Records about charts and figures:
++++++++++

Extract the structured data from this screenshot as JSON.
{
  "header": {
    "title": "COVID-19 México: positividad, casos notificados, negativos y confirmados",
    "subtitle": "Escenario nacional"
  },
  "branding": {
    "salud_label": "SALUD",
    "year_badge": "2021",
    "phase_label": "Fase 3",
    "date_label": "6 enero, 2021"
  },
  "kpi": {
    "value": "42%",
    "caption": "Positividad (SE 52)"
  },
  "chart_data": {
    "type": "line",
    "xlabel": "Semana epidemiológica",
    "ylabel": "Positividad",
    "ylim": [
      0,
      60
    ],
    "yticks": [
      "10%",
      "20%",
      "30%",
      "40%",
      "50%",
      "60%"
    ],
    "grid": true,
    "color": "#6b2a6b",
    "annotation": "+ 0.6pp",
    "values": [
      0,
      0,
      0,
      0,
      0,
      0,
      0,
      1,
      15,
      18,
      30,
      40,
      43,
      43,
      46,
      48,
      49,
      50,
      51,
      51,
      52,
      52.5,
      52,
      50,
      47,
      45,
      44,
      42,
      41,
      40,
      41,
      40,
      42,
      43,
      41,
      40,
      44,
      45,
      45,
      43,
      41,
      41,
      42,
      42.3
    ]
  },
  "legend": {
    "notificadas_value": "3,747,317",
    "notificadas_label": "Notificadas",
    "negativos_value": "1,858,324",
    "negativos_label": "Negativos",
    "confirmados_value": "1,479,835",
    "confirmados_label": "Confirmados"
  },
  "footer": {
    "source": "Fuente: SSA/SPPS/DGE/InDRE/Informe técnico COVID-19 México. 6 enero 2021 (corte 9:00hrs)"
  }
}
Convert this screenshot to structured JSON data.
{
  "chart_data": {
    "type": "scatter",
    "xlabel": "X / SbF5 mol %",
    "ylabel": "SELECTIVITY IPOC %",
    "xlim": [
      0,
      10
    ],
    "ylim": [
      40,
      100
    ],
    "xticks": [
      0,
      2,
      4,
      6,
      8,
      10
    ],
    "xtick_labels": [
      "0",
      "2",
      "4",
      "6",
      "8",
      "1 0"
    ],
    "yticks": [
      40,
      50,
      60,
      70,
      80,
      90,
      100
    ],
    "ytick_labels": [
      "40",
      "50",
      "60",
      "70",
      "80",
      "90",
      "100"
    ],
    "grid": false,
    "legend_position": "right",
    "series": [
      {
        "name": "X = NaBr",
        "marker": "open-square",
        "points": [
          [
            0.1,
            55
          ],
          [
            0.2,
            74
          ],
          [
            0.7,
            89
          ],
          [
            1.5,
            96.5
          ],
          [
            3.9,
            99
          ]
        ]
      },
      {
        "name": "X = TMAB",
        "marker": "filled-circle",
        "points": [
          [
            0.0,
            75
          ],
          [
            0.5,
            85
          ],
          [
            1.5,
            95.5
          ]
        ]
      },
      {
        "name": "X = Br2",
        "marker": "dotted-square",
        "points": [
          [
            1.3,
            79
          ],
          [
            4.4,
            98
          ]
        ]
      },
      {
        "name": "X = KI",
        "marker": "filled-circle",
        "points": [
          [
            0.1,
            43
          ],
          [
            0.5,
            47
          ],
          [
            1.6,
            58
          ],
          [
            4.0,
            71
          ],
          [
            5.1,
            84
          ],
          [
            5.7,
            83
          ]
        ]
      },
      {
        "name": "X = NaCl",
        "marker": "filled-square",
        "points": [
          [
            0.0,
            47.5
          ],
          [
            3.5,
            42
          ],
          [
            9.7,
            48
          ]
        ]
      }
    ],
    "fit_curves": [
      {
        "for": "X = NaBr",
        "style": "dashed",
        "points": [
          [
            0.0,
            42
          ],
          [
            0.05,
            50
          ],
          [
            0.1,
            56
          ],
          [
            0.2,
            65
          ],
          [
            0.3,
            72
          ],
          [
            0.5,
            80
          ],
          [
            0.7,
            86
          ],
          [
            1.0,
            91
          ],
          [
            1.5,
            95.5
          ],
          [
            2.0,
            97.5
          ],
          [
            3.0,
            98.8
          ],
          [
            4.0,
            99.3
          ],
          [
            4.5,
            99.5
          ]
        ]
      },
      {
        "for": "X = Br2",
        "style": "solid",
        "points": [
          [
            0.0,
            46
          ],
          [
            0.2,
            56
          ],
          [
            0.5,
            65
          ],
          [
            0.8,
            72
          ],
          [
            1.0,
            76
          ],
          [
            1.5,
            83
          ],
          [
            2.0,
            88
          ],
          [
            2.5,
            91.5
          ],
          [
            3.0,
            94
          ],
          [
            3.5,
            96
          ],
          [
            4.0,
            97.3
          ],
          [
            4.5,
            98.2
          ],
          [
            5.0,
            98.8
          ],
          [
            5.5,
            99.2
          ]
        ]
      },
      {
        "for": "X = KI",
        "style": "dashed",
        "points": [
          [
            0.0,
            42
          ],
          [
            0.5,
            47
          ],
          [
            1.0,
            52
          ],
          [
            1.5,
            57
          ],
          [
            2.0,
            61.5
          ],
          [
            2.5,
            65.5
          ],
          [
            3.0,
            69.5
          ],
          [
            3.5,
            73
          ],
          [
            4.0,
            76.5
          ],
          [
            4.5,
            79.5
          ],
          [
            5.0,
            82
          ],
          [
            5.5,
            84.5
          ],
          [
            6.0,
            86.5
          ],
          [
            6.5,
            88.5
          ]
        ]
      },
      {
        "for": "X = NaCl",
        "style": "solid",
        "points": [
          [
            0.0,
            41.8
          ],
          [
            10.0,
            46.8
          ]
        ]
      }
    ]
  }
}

++++++++++

### [Exercise goal]
Please reproduce all of the entries exactly as they stand.

### [Full solution]
Extract the structured data from this screenshot as JSON.
{
  "header": {
    "title": "COVID-19 México: positividad, casos notificados, negativos y confirmados",
    "subtitle": "Escenario nacional"
  },
  "branding": {
    "salud_label": "SALUD",
    "year_badge": "2021",
    "phase_label": "Fase 3",
    "date_label": "6 enero, 2021"
  },
  "kpi": {
    "value": "42%",
    "caption": "Positividad (SE 52)"
  },
  "chart_data": {
    "type": "line",
    "xlabel": "Semana epidemiológica",
    "ylabel": "Positividad",
    "ylim": [
      0,
      60
    ],
    "yticks": [
      "10%",
      "20%",
      "30%",
      "40%",
      "50%",
      "60%"
    ],
    "grid": true,
    "color": "#6b2a6b",
    "annotation": "+ 0.6pp",
    "values": [
      0,
      0,
      0,
      0,
      0,
      0,
      0,
      1,
      15,
      18,
      30,
      40,
      43,
      43,
      46,
      48,
      49,
      50,
      51,
      51,
      52,
      52.5,
      52,
      50,
      47,
      45,
      44,
      42,
      41,
      40,
      41,
      40,
      42,
      43,
      41,
      40,
      44,
      45,
      45,
      43,
      41,
      41,
      42,
      42.3
    ]
  },
  "legend": {
    "notificadas_value": "3,747,317",
    "notificadas_label": "Notificadas",
    "negativos_value": "1,858,324",
    "negativos_label": "Negativos",
    "confirmados_value": "1,479,835",
    "confirmados_label": "Confirmados"
  },
  "footer": {
    "source": "Fuente: SSA/SPPS/DGE/InDRE/Informe técnico COVID-19 México. 6 enero 2021 (corte 9:00hrs)"
  }
}
Convert this screenshot to structured JSON data.
{
  "chart_data": {
    "type": "scatter",
    "xlabel": "X / SbF5 mol %",
    "ylabel": "SELECTIVITY IPOC %",
    "xlim": [
      0,
      10
    ],
    "ylim": [
      40,
      100
    ],
    "xticks": [
      0,
      2,
      4,
      6,
      8,
      10
    ],
    "xtick_labels": [
      "0",
      "2",
      "4",
      "6",
      "8",
      "1 0"
    ],
    "yticks": [
      40,
      50,
      60,
      70,
      80,
      90,
      100
    ],
    "ytick_labels": [
      "40",
      "50",
      "60",
      "70",
      "80",
      "90",
      "100"
    ],
    "grid": false,
    "legend_position": "right",
    "series": [
      {
        "name": "X = NaBr",
        "marker": "open-square",
        "points": [
          [
            0.1,
            55
          ],
          [
            0.2,
            74
          ],
          [
            0.7,
            89
          ],
          [
            1.5,
            96.5
          ],
          [
            3.9,
            99
          ]
        ]
      },
      {
        "name": "X = TMAB",
        "marker": "filled-circle",
        "points": [
          [
            0.0,
            75
          ],
          [
            0.5,
            85
          ],
          [
            1.5,
            95.5
          ]
        ]
      },
      {
        "name": "X = Br2",
        "marker": "dotted-square",
        "points": [
          [
            1.3,
            79
          ],
          [
            4.4,
            98
          ]
        ]
      },
      {
        "name": "X = KI",
        "marker": "filled-circle",
        "points": [
          [
            0.1,
            43
          ],
          [
            0.5,
            47
          ],
          [
            1.6,
            58
          ],
          [
            4.0,
            71
          ],
          [
            5.1,
            84
          ],
          [
            5.7,
            83
          ]
        ]
      },
      {
        "name": "X = NaCl",
        "marker": "filled-square",
        "points": [
          [
            0.0,
            47.5
          ],
          [
            3.5,
            42
          ],
          [
            9.7,
            48
          ]
        ]
      }
    ],
    "fit_curves": [
      {
        "for": "X = NaBr",
        "style": "dashed",
        "points": [
          [
            0.0,
            42
          ],
          [
            0.05,
            50
          ],
          [
            0.1,
            56
          ],
          [
            0.2,
            65
          ],
          [
            0.3,
            72
          ],
          [
            0.5,
            80
          ],
          [
            0.7,
            86
          ],
          [
            1.0,
            91
          ],
          [
            1.5,
            95.5
          ],
          [
            2.0,
            97.5
          ],
          [
            3.0,
            98.8
          ],
          [
            4.0,
            99.3
          ],
          [
            4.5,
            99.5
          ]
        ]
      },
      {
        "for": "X = Br2",
        "style": "solid",
        "points": [
          [
            0.0,
            46
          ],
          [
            0.2,
            56
          ],
          [
            0.5,
            65
          ],
          [
            0.8,
            72
          ],
          [
            1.0,
            76
          ],
          [
            1.5,
            83
          ],
          [
            2.0,
            88
          ],
          [
            2.5,
            91.5
          ],
          [
            3.0,
            94
          ],
          [
            3.5,
            96
          ],
          [
            4.0,
            97.3
          ],
          [
            4.5,
            98.2
          ],
          [
            5.0,
            98.8
          ],
          [
            5.5,
            99.2
          ]
        ]
      },
      {
        "for": "X = KI",
        "style": "dashed",
        "points": [
          [
            0.0,
            42
          ],
          [
            0.5,
            47
          ],
          [
            1.0,
            52
          ],
          [
            1.5,
            57
          ],
          [
            2.0,
            61.5
          ],
          [
            2.5,
            65.5
          ],
          [
            3.0,
            69.5
          ],
          [
            3.5,
            73
          ],
          [
            4.0,
            76.5
          ],
          [
            4.5,
            79.5
          ],
          [
            5.0,
            82
          ],
          [
            5.5,
            84.5
          ],
          [
            6.0,
            86.5
          ],
          [
            6.5,
            88.5
          ]
        ]
      },
      {
        "for": "X = NaCl",
        "style": "solid",
        "points": [
          [
            0.0,
            41.8
          ],
          [
            10.0,
            46.8
          ]
        ]
      }
    ]
  }
}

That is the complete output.